> [WHAT THE TASK REQUIRES]:
Give a count of the lines below that have the string "First" in them, with no other words.

[Dataset listings of figures]
»»

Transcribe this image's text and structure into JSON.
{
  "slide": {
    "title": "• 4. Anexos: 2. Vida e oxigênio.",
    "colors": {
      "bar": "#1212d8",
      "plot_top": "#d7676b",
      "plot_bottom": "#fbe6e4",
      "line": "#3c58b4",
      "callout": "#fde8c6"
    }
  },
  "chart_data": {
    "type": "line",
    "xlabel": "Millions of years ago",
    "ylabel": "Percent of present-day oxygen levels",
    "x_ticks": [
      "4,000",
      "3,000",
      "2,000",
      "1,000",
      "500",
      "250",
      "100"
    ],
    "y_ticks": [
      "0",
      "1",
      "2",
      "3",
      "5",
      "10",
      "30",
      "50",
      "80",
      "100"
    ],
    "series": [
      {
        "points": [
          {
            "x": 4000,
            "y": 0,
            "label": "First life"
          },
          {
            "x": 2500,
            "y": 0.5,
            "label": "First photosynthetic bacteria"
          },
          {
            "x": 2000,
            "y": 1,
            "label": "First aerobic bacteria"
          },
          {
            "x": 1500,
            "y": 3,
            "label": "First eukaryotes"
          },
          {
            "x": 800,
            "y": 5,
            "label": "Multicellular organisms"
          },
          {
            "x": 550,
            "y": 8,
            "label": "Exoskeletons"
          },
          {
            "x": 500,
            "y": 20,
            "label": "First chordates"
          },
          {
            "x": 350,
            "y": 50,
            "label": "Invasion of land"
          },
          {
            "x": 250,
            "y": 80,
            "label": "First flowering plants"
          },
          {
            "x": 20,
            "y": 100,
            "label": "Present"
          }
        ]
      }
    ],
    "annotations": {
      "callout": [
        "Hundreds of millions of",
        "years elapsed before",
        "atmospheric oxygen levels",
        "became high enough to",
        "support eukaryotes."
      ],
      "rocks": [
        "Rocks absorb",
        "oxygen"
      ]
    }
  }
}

««

> [OUTPUT BELOW]:
6